__TASK STATEMENT__
Output all the data exactly. Pictures do not belong in the copy.

++++ DATASET RECORDS

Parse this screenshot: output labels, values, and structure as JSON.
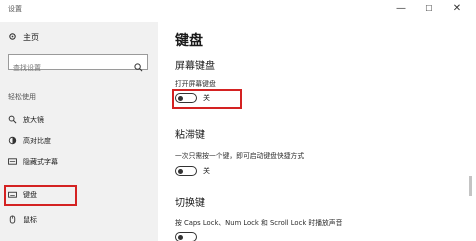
{
  "window": {
    "title": "设置",
    "minimize": "—",
    "maximize": "☐",
    "close": "✕"
  },
  "sidebar": {
    "home_label": "主页",
    "search_placeholder": "查找设置",
    "section_label": "轻松使用",
    "items": [
      {
        "label": "放大镜",
        "icon": "magnifier-icon"
      },
      {
        "label": "高对比度",
        "icon": "contrast-icon"
      },
      {
        "label": "隐藏式字幕",
        "icon": "captions-icon"
      },
      {
        "label": "键盘",
        "icon": "keyboard-icon",
        "active": true
      },
      {
        "label": "鼠标",
        "icon": "mouse-icon"
      }
    ]
  },
  "main": {
    "title": "键盘",
    "osk": {
      "heading": "屏幕键盘",
      "desc": "打开屏幕键盘",
      "state": "关",
      "on": false
    },
    "sticky": {
      "heading": "粘滞键",
      "desc": "一次只需按一个键，即可启动键盘快捷方式",
      "state": "关",
      "on": false
    },
    "toggle_keys": {
      "heading": "切换键",
      "desc": "按 Caps Lock、Num Lock 和 Scroll Lock 时播放声音",
      "on": false
    }
  },
  "colors": {
    "accent": "#0067c0",
    "highlight_border": "#d42222",
    "sidebar_bg": "#f1f1f1"
  }
}
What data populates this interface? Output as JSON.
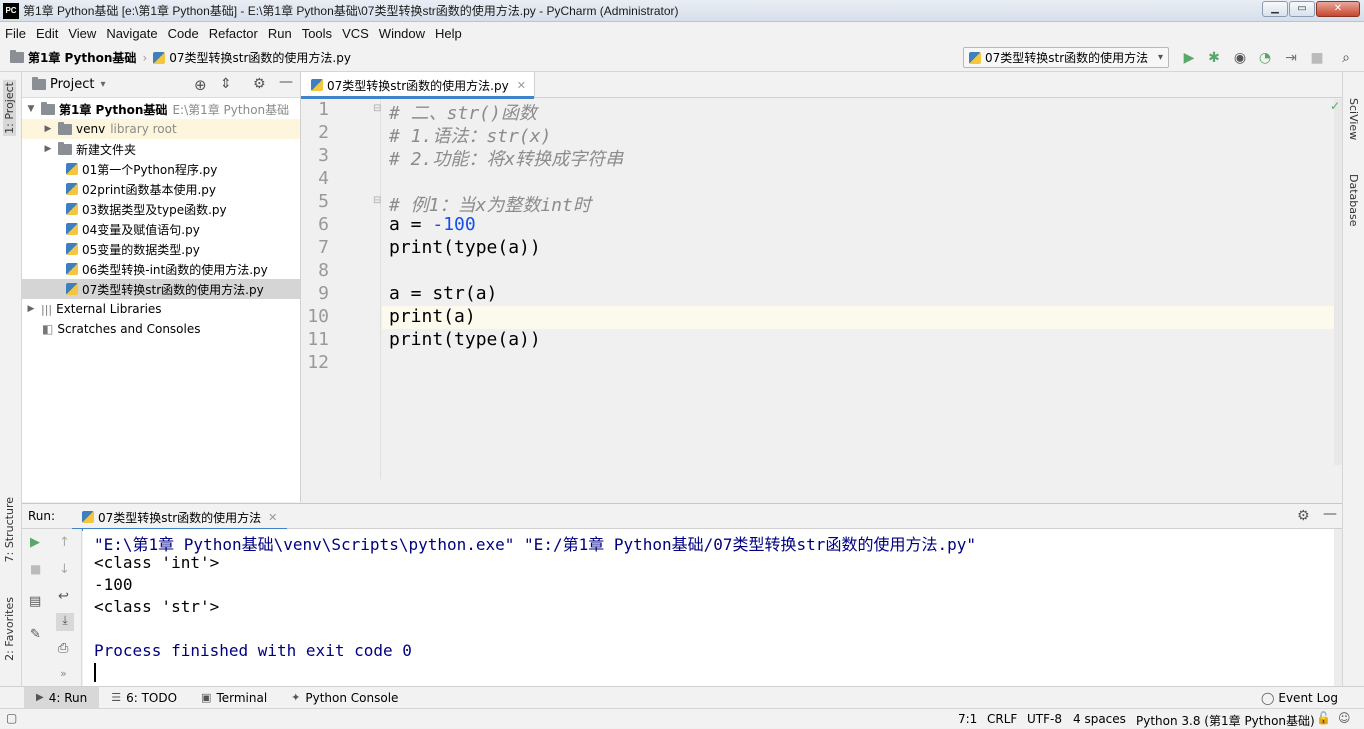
{
  "window": {
    "title": "第1章 Python基础 [e:\\第1章 Python基础] - E:\\第1章 Python基础\\07类型转换str函数的使用方法.py - PyCharm (Administrator)",
    "app_logo": "PC"
  },
  "menu": [
    "File",
    "Edit",
    "View",
    "Navigate",
    "Code",
    "Refactor",
    "Run",
    "Tools",
    "VCS",
    "Window",
    "Help"
  ],
  "breadcrumb": {
    "project": "第1章 Python基础",
    "file": "07类型转换str函数的使用方法.py"
  },
  "run_config": "07类型转换str函数的使用方法",
  "left_tabs": {
    "project": "1: Project",
    "structure": "7: Structure",
    "favorites": "2: Favorites"
  },
  "right_tabs": {
    "sciview": "SciView",
    "database": "Database"
  },
  "project_panel": {
    "title": "Project",
    "root": {
      "name": "第1章 Python基础",
      "path": "E:\\第1章 Python基础"
    },
    "venv": {
      "name": "venv",
      "note": "library root"
    },
    "folder": "新建文件夹",
    "files": [
      "01第一个Python程序.py",
      "02print函数基本使用.py",
      "03数据类型及type函数.py",
      "04变量及赋值语句.py",
      "05变量的数据类型.py",
      "06类型转换-int函数的使用方法.py",
      "07类型转换str函数的使用方法.py"
    ],
    "external": "External Libraries",
    "scratches": "Scratches and Consoles"
  },
  "editor": {
    "tab": "07类型转换str函数的使用方法.py",
    "line_numbers": [
      "1",
      "2",
      "3",
      "4",
      "5",
      "6",
      "7",
      "8",
      "9",
      "10",
      "11",
      "12"
    ],
    "lines": {
      "l1": "# 二、str()函数",
      "l2": "# 1.语法：str(x)",
      "l3": "# 2.功能：将x转换成字符串",
      "l5": "# 例1：当x为整数int时",
      "l6a": "a = ",
      "l6b": "-100",
      "l7": "print(type(a))",
      "l9": "a = str(a)",
      "l10": "print(a)",
      "l11": "print(type(a))"
    }
  },
  "run_panel": {
    "label": "Run:",
    "tab": "07类型转换str函数的使用方法",
    "output": [
      "\"E:\\第1章 Python基础\\venv\\Scripts\\python.exe\" \"E:/第1章 Python基础/07类型转换str函数的使用方法.py\"",
      "<class 'int'>",
      "-100",
      "<class 'str'>",
      "",
      "Process finished with exit code 0"
    ]
  },
  "bottom_tabs": [
    "4: Run",
    "6: TODO",
    "Terminal",
    "Python Console"
  ],
  "event_log": "Event Log",
  "status": {
    "position": "7:1",
    "line_sep": "CRLF",
    "encoding": "UTF-8",
    "indent": "4 spaces",
    "interpreter": "Python 3.8 (第1章 Python基础)"
  },
  "colors": {
    "accent": "#4083c9",
    "run_green": "#59a869",
    "selection": "#d5d5d5",
    "current_line": "#fcfaed"
  }
}
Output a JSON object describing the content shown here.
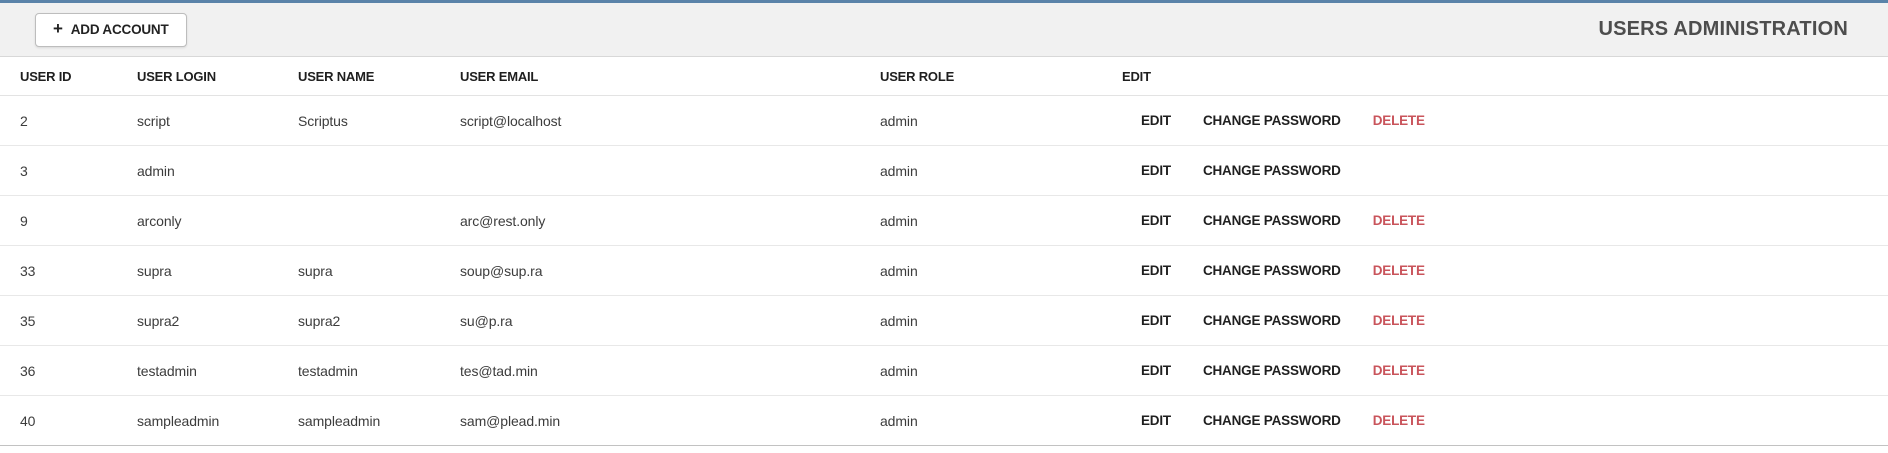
{
  "page": {
    "title": "USERS ADMINISTRATION"
  },
  "toolbar": {
    "add_account_label": "ADD ACCOUNT",
    "plus_icon": "+"
  },
  "colors": {
    "top_accent_line": "#5a83a9",
    "top_bar_background": "#f1f1f1",
    "delete_link": "#c9545b"
  },
  "table": {
    "columns": [
      "USER ID",
      "USER LOGIN",
      "USER NAME",
      "USER EMAIL",
      "USER ROLE",
      "EDIT"
    ],
    "actions": {
      "edit": "EDIT",
      "change_password": "CHANGE PASSWORD",
      "delete": "DELETE"
    },
    "rows": [
      {
        "id": "2",
        "login": "script",
        "name": "Scriptus",
        "email": "script@localhost",
        "role": "admin",
        "can_delete": true
      },
      {
        "id": "3",
        "login": "admin",
        "name": "",
        "email": "",
        "role": "admin",
        "can_delete": false
      },
      {
        "id": "9",
        "login": "arconly",
        "name": "",
        "email": "arc@rest.only",
        "role": "admin",
        "can_delete": true
      },
      {
        "id": "33",
        "login": "supra",
        "name": "supra",
        "email": "soup@sup.ra",
        "role": "admin",
        "can_delete": true
      },
      {
        "id": "35",
        "login": "supra2",
        "name": "supra2",
        "email": "su@p.ra",
        "role": "admin",
        "can_delete": true
      },
      {
        "id": "36",
        "login": "testadmin",
        "name": "testadmin",
        "email": "tes@tad.min",
        "role": "admin",
        "can_delete": true
      },
      {
        "id": "40",
        "login": "sampleadmin",
        "name": "sampleadmin",
        "email": "sam@plead.min",
        "role": "admin",
        "can_delete": true
      }
    ]
  }
}
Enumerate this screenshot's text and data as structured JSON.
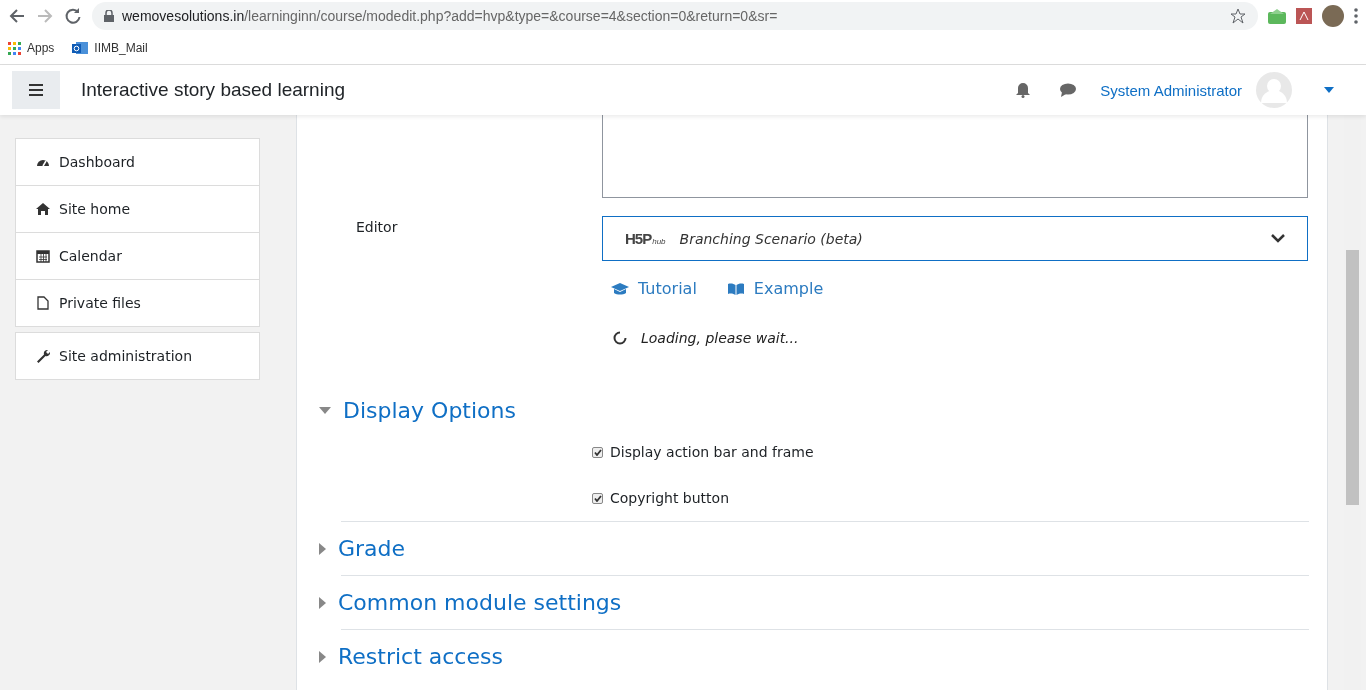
{
  "browser": {
    "url_host": "wemovesolutions.in",
    "url_path": "/learninginn/course/modedit.php?add=hvp&type=&course=4&section=0&return=0&sr=",
    "bookmarks": [
      {
        "label": "Apps",
        "kind": "apps"
      },
      {
        "label": "IIMB_Mail",
        "kind": "mail"
      }
    ]
  },
  "navbar": {
    "site_title": "Interactive story based learning",
    "user_name": "System Administrator"
  },
  "sidebar": {
    "groups": [
      [
        {
          "label": "Dashboard",
          "kind": "dashboard"
        },
        {
          "label": "Site home",
          "kind": "home"
        },
        {
          "label": "Calendar",
          "kind": "calendar"
        },
        {
          "label": "Private files",
          "kind": "file"
        }
      ],
      [
        {
          "label": "Site administration",
          "kind": "wrench"
        }
      ]
    ]
  },
  "form": {
    "editor_label": "Editor",
    "content_type": {
      "logo": "H5P",
      "logo_sub": "hub",
      "title": "Branching Scenario (beta)"
    },
    "links": [
      {
        "label": "Tutorial",
        "kind": "cap"
      },
      {
        "label": "Example",
        "kind": "book"
      }
    ],
    "loading": "Loading, please wait...",
    "sections": [
      {
        "title": "Display Options",
        "expanded": true,
        "options": [
          {
            "label": "Display action bar and frame",
            "checked": true
          },
          {
            "label": "Copyright button",
            "checked": true
          }
        ]
      },
      {
        "title": "Grade",
        "expanded": false
      },
      {
        "title": "Common module settings",
        "expanded": false
      },
      {
        "title": "Restrict access",
        "expanded": false
      }
    ]
  }
}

++++++++

__WRITTEN ANSWER__
Parse this screenshot: output labels, values, and structure as JSON.
{
  "window": {
    "title": "设置",
    "minimize": "—",
    "maximize": "☐",
    "close": "✕"
  },
  "sidebar": {
    "home_label": "主页",
    "search_placeholder": "查找设置",
    "section_label": "轻松使用",
    "items": [
      {
        "label": "放大镜",
        "icon": "magnifier-icon"
      },
      {
        "label": "高对比度",
        "icon": "contrast-icon"
      },
      {
        "label": "隐藏式字幕",
        "icon": "captions-icon"
      },
      {
        "label": "键盘",
        "icon": "keyboard-icon",
        "active": true
      },
      {
        "label": "鼠标",
        "icon": "mouse-icon"
      }
    ]
  },
  "main": {
    "title": "键盘",
    "osk": {
      "heading": "屏幕键盘",
      "desc": "打开屏幕键盘",
      "state": "关",
      "on": false
    },
    "sticky": {
      "heading": "粘滞键",
      "desc": "一次只需按一个键，即可启动键盘快捷方式",
      "state": "关",
      "on": false
    },
    "toggle_keys": {
      "heading": "切换键",
      "desc": "按 Caps Lock、Num Lock 和 Scroll Lock 时播放声音",
      "on": false
    }
  },
  "colors": {
    "accent": "#0067c0",
    "highlight_border": "#d42222",
    "sidebar_bg": "#f1f1f1"
  }
}
What data populates this interface? Output as JSON.
{
  "window": {
    "title": "第1章 Python基础 [e:\\第1章 Python基础] - E:\\第1章 Python基础\\07类型转换str函数的使用方法.py - PyCharm (Administrator)",
    "app_logo": "PC"
  },
  "menu": [
    "File",
    "Edit",
    "View",
    "Navigate",
    "Code",
    "Refactor",
    "Run",
    "Tools",
    "VCS",
    "Window",
    "Help"
  ],
  "breadcrumb": {
    "project": "第1章 Python基础",
    "file": "07类型转换str函数的使用方法.py"
  },
  "run_config": "07类型转换str函数的使用方法",
  "left_tabs": {
    "project": "1: Project",
    "structure": "7: Structure",
    "favorites": "2: Favorites"
  },
  "right_tabs": {
    "sciview": "SciView",
    "database": "Database"
  },
  "project_panel": {
    "title": "Project",
    "root": {
      "name": "第1章 Python基础",
      "path": "E:\\第1章 Python基础"
    },
    "venv": {
      "name": "venv",
      "note": "library root"
    },
    "folder": "新建文件夹",
    "files": [
      "01第一个Python程序.py",
      "02print函数基本使用.py",
      "03数据类型及type函数.py",
      "04变量及赋值语句.py",
      "05变量的数据类型.py",
      "06类型转换-int函数的使用方法.py",
      "07类型转换str函数的使用方法.py"
    ],
    "external": "External Libraries",
    "scratches": "Scratches and Consoles"
  },
  "editor": {
    "tab": "07类型转换str函数的使用方法.py",
    "line_numbers": [
      "1",
      "2",
      "3",
      "4",
      "5",
      "6",
      "7",
      "8",
      "9",
      "10",
      "11",
      "12"
    ],
    "lines": {
      "l1": "# 二、str()函数",
      "l2": "# 1.语法：str(x)",
      "l3": "# 2.功能：将x转换成字符串",
      "l5": "# 例1：当x为整数int时",
      "l6a": "a = ",
      "l6b": "-100",
      "l7": "print(type(a))",
      "l9": "a = str(a)",
      "l10": "print(a)",
      "l11": "print(type(a))"
    }
  },
  "run_panel": {
    "label": "Run:",
    "tab": "07类型转换str函数的使用方法",
    "output": [
      "\"E:\\第1章 Python基础\\venv\\Scripts\\python.exe\" \"E:/第1章 Python基础/07类型转换str函数的使用方法.py\"",
      "<class 'int'>",
      "-100",
      "<class 'str'>",
      "",
      "Process finished with exit code 0"
    ]
  },
  "bottom_tabs": [
    "4: Run",
    "6: TODO",
    "Terminal",
    "Python Console"
  ],
  "event_log": "Event Log",
  "status": {
    "position": "7:1",
    "line_sep": "CRLF",
    "encoding": "UTF-8",
    "indent": "4 spaces",
    "interpreter": "Python 3.8 (第1章 Python基础)"
  },
  "colors": {
    "accent": "#4083c9",
    "run_green": "#59a869",
    "selection": "#d5d5d5",
    "current_line": "#fcfaed"
  }
}
Output a JSON object describing the content shown here.
{
  "page": {
    "title": "USERS ADMINISTRATION"
  },
  "toolbar": {
    "add_account_label": "ADD ACCOUNT",
    "plus_icon": "+"
  },
  "colors": {
    "top_accent_line": "#5a83a9",
    "top_bar_background": "#f1f1f1",
    "delete_link": "#c9545b"
  },
  "table": {
    "columns": [
      "USER ID",
      "USER LOGIN",
      "USER NAME",
      "USER EMAIL",
      "USER ROLE",
      "EDIT"
    ],
    "actions": {
      "edit": "EDIT",
      "change_password": "CHANGE PASSWORD",
      "delete": "DELETE"
    },
    "rows": [
      {
        "id": "2",
        "login": "script",
        "name": "Scriptus",
        "email": "script@localhost",
        "role": "admin",
        "can_delete": true
      },
      {
        "id": "3",
        "login": "admin",
        "name": "",
        "email": "",
        "role": "admin",
        "can_delete": false
      },
      {
        "id": "9",
        "login": "arconly",
        "name": "",
        "email": "arc@rest.only",
        "role": "admin",
        "can_delete": true
      },
      {
        "id": "33",
        "login": "supra",
        "name": "supra",
        "email": "soup@sup.ra",
        "role": "admin",
        "can_delete": true
      },
      {
        "id": "35",
        "login": "supra2",
        "name": "supra2",
        "email": "su@p.ra",
        "role": "admin",
        "can_delete": true
      },
      {
        "id": "36",
        "login": "testadmin",
        "name": "testadmin",
        "email": "tes@tad.min",
        "role": "admin",
        "can_delete": true
      },
      {
        "id": "40",
        "login": "sampleadmin",
        "name": "sampleadmin",
        "email": "sam@plead.min",
        "role": "admin",
        "can_delete": true
      }
    ]
  }
}
Enumerate this screenshot's text and data as structured JSON.
{
  "browser": {
    "url_host": "wemovesolutions.in",
    "url_path": "/learninginn/course/modedit.php?add=hvp&type=&course=4&section=0&return=0&sr=",
    "bookmarks": [
      {
        "label": "Apps",
        "kind": "apps"
      },
      {
        "label": "IIMB_Mail",
        "kind": "mail"
      }
    ]
  },
  "navbar": {
    "site_title": "Interactive story based learning",
    "user_name": "System Administrator"
  },
  "sidebar": {
    "groups": [
      [
        {
          "label": "Dashboard",
          "kind": "dashboard"
        },
        {
          "label": "Site home",
          "kind": "home"
        },
        {
          "label": "Calendar",
          "kind": "calendar"
        },
        {
          "label": "Private files",
          "kind": "file"
        }
      ],
      [
        {
          "label": "Site administration",
          "kind": "wrench"
        }
      ]
    ]
  },
  "form": {
    "editor_label": "Editor",
    "content_type": {
      "logo": "H5P",
      "logo_sub": "hub",
      "title": "Branching Scenario (beta)"
    },
    "links": [
      {
        "label": "Tutorial",
        "kind": "cap"
      },
      {
        "label": "Example",
        "kind": "book"
      }
    ],
    "loading": "Loading, please wait...",
    "sections": [
      {
        "title": "Display Options",
        "expanded": true,
        "options": [
          {
            "label": "Display action bar and frame",
            "checked": true
          },
          {
            "label": "Copyright button",
            "checked": true
          }
        ]
      },
      {
        "title": "Grade",
        "expanded": false
      },
      {
        "title": "Common module settings",
        "expanded": false
      },
      {
        "title": "Restrict access",
        "expanded": false
      }
    ]
  }
}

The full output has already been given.